>> BEGIN

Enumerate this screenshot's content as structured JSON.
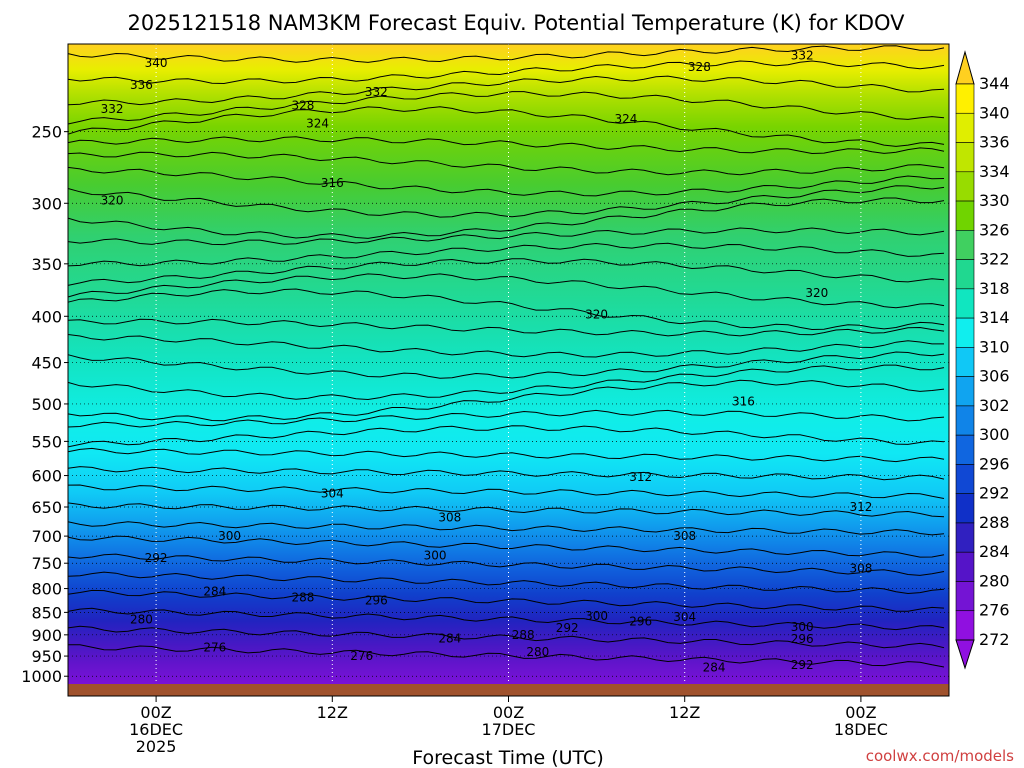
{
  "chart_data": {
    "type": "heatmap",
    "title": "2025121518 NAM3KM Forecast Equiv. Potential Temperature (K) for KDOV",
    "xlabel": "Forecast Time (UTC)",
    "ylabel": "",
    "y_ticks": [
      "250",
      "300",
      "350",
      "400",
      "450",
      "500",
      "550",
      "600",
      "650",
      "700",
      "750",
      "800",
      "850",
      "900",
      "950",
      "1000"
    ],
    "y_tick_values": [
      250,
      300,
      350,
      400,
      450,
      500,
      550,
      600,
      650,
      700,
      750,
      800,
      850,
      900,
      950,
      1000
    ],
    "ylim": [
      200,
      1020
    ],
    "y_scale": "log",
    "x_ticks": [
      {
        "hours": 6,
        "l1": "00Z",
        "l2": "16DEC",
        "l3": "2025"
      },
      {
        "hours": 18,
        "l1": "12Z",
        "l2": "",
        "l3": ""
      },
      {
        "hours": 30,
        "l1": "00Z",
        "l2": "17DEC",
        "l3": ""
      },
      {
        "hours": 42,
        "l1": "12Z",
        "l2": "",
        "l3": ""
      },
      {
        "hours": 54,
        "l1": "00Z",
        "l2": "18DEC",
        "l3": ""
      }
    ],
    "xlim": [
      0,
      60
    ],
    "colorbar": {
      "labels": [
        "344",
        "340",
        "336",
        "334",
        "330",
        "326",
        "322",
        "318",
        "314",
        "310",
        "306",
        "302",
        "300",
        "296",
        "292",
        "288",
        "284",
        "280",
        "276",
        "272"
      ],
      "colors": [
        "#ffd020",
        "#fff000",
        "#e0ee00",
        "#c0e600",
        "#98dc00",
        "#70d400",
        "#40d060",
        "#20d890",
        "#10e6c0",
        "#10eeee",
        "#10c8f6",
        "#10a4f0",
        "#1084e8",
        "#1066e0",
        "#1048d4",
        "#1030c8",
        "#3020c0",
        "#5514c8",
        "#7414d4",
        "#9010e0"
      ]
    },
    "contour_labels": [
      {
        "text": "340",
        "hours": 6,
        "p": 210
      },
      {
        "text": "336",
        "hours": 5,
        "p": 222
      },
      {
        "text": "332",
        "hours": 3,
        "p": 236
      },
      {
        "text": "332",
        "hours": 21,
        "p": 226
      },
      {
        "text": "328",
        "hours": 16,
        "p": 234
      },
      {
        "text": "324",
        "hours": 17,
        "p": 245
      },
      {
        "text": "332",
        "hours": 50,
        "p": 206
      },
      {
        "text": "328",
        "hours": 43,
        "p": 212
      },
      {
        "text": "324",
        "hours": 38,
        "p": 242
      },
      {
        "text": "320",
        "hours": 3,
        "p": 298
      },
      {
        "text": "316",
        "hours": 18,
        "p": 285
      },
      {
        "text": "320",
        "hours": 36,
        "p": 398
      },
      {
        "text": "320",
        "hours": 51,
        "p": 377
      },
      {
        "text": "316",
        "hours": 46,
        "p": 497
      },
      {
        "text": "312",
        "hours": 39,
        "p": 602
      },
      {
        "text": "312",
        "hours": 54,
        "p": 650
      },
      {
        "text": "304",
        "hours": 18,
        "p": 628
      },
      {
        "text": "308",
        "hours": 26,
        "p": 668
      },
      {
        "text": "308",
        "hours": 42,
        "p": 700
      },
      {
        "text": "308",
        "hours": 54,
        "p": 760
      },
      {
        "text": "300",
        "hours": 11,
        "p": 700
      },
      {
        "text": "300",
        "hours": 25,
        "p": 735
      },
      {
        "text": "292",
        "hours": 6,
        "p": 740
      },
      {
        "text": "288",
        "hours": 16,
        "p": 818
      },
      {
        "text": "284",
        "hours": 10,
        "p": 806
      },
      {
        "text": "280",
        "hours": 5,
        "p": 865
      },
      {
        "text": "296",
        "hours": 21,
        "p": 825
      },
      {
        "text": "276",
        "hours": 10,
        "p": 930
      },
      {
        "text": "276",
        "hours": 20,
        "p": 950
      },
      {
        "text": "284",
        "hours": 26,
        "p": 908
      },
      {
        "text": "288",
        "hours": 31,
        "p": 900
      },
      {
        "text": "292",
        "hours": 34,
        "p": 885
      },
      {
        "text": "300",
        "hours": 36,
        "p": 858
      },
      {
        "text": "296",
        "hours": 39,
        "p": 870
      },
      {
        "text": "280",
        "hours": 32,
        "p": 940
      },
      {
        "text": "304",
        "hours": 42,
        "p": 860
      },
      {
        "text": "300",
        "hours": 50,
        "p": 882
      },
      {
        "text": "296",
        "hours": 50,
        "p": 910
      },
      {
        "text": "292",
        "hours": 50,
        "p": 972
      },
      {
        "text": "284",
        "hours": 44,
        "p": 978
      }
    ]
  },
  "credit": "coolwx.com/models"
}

>> END
>> BEGIN

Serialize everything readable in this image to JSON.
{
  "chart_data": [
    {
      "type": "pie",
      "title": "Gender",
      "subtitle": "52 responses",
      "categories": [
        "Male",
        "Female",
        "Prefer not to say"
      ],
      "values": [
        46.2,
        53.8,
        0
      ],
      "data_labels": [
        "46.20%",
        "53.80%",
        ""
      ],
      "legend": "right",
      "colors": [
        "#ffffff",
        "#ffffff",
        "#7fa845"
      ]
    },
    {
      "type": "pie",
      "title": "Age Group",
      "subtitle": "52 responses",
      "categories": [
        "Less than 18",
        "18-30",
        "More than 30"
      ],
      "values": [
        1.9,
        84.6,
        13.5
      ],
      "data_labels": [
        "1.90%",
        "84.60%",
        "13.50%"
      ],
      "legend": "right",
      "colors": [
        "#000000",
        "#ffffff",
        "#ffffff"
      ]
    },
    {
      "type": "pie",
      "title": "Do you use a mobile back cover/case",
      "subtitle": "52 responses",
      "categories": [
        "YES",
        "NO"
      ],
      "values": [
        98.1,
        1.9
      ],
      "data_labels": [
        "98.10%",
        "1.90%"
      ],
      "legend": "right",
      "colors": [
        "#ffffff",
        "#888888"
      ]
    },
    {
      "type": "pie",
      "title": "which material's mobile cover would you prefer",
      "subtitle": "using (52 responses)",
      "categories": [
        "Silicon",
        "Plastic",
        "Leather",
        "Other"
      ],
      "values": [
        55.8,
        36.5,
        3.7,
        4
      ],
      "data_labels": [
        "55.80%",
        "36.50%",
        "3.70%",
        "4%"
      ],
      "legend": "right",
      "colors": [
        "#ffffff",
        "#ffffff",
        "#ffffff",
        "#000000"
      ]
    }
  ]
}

>> END
>> BEGIN

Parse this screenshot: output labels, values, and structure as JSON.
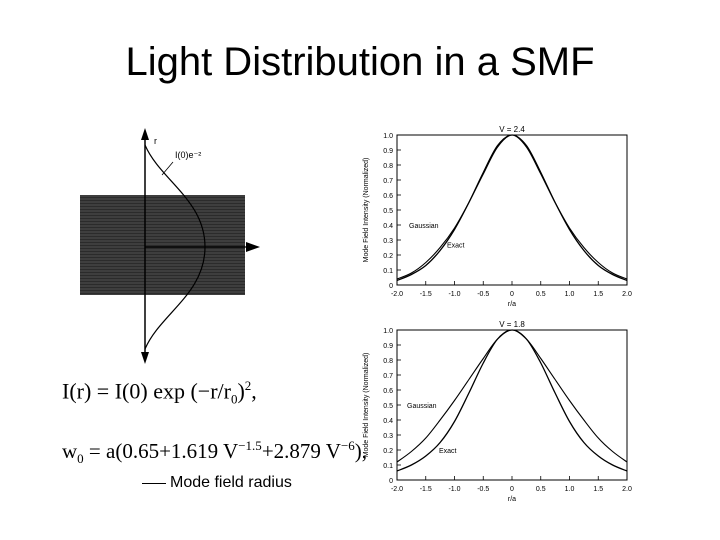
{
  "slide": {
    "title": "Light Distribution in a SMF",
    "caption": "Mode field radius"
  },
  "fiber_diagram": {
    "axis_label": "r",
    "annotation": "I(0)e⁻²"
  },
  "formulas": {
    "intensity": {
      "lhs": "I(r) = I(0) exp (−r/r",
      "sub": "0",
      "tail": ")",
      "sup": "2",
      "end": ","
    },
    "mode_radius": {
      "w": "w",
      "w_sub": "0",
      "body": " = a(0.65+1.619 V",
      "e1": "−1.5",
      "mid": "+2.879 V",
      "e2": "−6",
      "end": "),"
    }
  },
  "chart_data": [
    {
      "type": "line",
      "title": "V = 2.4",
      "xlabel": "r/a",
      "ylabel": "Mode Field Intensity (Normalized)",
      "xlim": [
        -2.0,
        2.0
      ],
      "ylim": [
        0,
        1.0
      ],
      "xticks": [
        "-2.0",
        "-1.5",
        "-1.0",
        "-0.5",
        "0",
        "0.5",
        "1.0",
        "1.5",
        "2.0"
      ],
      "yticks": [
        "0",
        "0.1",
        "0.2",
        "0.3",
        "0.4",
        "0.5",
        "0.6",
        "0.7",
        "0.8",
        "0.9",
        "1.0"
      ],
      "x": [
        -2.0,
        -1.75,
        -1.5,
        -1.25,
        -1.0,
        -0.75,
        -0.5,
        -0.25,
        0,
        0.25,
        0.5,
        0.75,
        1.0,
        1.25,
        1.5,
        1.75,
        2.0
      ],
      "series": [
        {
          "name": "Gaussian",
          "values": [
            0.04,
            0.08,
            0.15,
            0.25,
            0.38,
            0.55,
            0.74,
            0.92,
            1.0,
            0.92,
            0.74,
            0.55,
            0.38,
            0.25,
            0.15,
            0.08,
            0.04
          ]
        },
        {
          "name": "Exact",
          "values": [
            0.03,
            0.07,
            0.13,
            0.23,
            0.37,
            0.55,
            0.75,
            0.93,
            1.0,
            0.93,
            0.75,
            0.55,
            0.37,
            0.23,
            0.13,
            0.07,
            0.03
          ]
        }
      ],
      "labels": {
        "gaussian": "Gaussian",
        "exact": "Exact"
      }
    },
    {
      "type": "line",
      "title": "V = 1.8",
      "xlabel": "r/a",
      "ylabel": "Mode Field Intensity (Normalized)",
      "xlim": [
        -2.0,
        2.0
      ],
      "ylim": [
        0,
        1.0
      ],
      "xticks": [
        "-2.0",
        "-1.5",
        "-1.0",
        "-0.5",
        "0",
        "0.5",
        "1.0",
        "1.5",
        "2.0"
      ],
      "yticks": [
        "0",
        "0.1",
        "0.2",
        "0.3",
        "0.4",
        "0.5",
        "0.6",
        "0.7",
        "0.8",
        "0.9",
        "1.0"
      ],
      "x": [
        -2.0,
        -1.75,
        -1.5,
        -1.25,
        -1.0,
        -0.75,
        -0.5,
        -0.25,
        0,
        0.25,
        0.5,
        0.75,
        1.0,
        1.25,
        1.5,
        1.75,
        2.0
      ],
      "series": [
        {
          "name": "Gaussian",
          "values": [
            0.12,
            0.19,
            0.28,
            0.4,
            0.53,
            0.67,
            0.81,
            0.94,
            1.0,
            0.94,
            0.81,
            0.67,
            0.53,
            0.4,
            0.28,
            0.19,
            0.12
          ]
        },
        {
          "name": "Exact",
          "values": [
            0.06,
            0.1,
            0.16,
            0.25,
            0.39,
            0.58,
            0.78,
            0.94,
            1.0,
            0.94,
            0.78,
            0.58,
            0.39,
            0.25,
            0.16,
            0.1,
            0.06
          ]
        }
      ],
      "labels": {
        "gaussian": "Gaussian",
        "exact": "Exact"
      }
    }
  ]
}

>> END

- _Aim_: Copy each line from the data above that includes "Forecast".

- _Written answer_:
    "title": "2025121518 NAM3KM Forecast Equiv. Potential Temperature (K) for KDOV",
    "xlabel": "Forecast Time (UTC)",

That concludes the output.